**Record set:**
__________
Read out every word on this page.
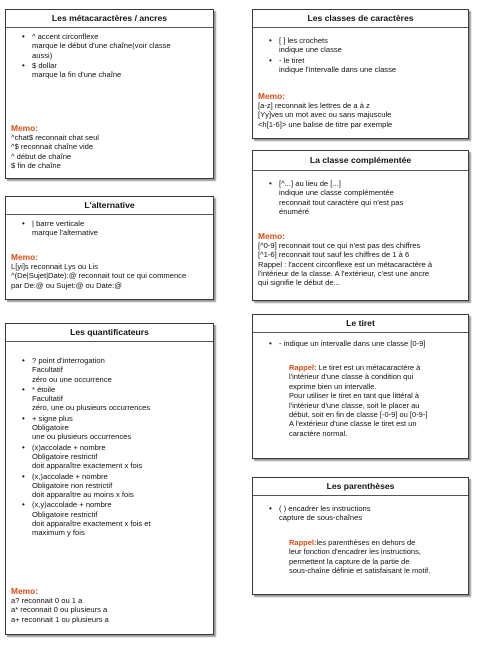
Les métacaractères / ancres
• ^ accent circonflexe
marque le début d'une chaîne(voir classe
aussi)
• $ dollar
marque la fin d'une chaîne
Memo:
^chat$ reconnait chat seul
^$ reconnait chaîne vide
^ début de chaîne
$ fin de chaîne
L'alternative
• | barre verticale
marque l'alternative
Memo:
L[yi]s reconnait Lys ou Lis
^(De|Sujet|Date):@ reconnait tout ce qui commence
par De:@ ou Sujet:@ ou Date:@
Les quantificateurs
• ? point d'interrogation
Facultatif
zéro ou une occurrence
• * étoile
Facultatif
zéro, une ou plusieurs occurrences
• + signe plus
Obligatoire
une ou plusieurs occurrences
• (x)accolade + nombre
Obligatoire restrictif
doit apparaître exactement x fois
• (x,)accolade + nombre
Obligatoire non restrictif
doit apparaître au moins x fois
• (x,y)accolade + nombre
Obligatoire restrictif
doit apparaître exactement x fois et
maximum y fois
Memo:
a? reconnait 0 ou 1 a
a* reconnait 0 ou plusieurs a
a+ reconnait 1 ou plusieurs a
Les classes de caractères
• [ ] les crochets
indique une classe
• - le tiret
indique l'intervalle dans une classe
Memo:
[a-z] reconnait les lettres de a à z
[Yy]ves un mot avec ou sans majuscule
<h[1-6]> une balise de titre par exemple
La classe complémentée
• [^...] au lieu de [...]
indique une classe complémentée
reconnait tout caractère qui n'est pas
énuméré
Memo:
[^0-9] reconnait tout ce qui n'est pas des chiffres
[^1-6] reconnait tout sauf les chiffres de 1 à 6
Rappel : l'accent circonflexe est un métacaractère à
l'intérieur de la classe. A l'extérieur, c'est une ancre
qui signifie le début de...
Le tiret
• - indique un intervalle dans une classe [0-9]
Rappel: Le tiret est un métacaractère à
l'intérieur d'une classe à condition qui
exprime bien un intervalle.
Pour utiliser le tiret en tant que littéral à
l'intérieur d'une classe, soit le placer au
début, soit en fin de classe [-0-9] ou [0-9-]
A l'extérieur d'une classe le tiret est un
caractère normal.
Les parenthèses
• ( ) encadrer les instructions
capture de sous-chaînes
Rappel:les parenthèses en dehors de
leur fonction d'encadrer les instructions,
permettent la capture de la partie de
sous-chaîne définie et satisfaisant le motif.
__________
**Task:**
Every line above should be returned word for word, with the pictures left behind.

**Correct result:**
Read out every word on this page.
Les métacaractères / ancres
• ^ accent circonflexe
marque le début d'une chaîne(voir classe
aussi)
• $ dollar
marque la fin d'une chaîne
Memo:
^chat$ reconnait chat seul
^$ reconnait chaîne vide
^ début de chaîne
$ fin de chaîne
L'alternative
• | barre verticale
marque l'alternative
Memo:
L[yi]s reconnait Lys ou Lis
^(De|Sujet|Date):@ reconnait tout ce qui commence
par De:@ ou Sujet:@ ou Date:@
Les quantificateurs
• ? point d'interrogation
Facultatif
zéro ou une occurrence
• * étoile
Facultatif
zéro, une ou plusieurs occurrences
• + signe plus
Obligatoire
une ou plusieurs occurrences
• (x)accolade + nombre
Obligatoire restrictif
doit apparaître exactement x fois
• (x,)accolade + nombre
Obligatoire non restrictif
doit apparaître au moins x fois
• (x,y)accolade + nombre
Obligatoire restrictif
doit apparaître exactement x fois et
maximum y fois
Memo:
a? reconnait 0 ou 1 a
a* reconnait 0 ou plusieurs a
a+ reconnait 1 ou plusieurs a
Les classes de caractères
• [ ] les crochets
indique une classe
• - le tiret
indique l'intervalle dans une classe
Memo:
[a-z] reconnait les lettres de a à z
[Yy]ves un mot avec ou sans majuscule
<h[1-6]> une balise de titre par exemple
La classe complémentée
• [^...] au lieu de [...]
indique une classe complémentée
reconnait tout caractère qui n'est pas
énuméré
Memo:
[^0-9] reconnait tout ce qui n'est pas des chiffres
[^1-6] reconnait tout sauf les chiffres de 1 à 6
Rappel : l'accent circonflexe est un métacaractère à
l'intérieur de la classe. A l'extérieur, c'est une ancre
qui signifie le début de...
Le tiret
• - indique un intervalle dans une classe [0-9]
Rappel: Le tiret est un métacaractère à
l'intérieur d'une classe à condition qui
exprime bien un intervalle.
Pour utiliser le tiret en tant que littéral à
l'intérieur d'une classe, soit le placer au
début, soit en fin de classe [-0-9] ou [0-9-]
A l'extérieur d'une classe le tiret est un
caractère normal.
Les parenthèses
• ( ) encadrer les instructions
capture de sous-chaînes
Rappel:les parenthèses en dehors de
leur fonction d'encadrer les instructions,
permettent la capture de la partie de
sous-chaîne définie et satisfaisant le motif.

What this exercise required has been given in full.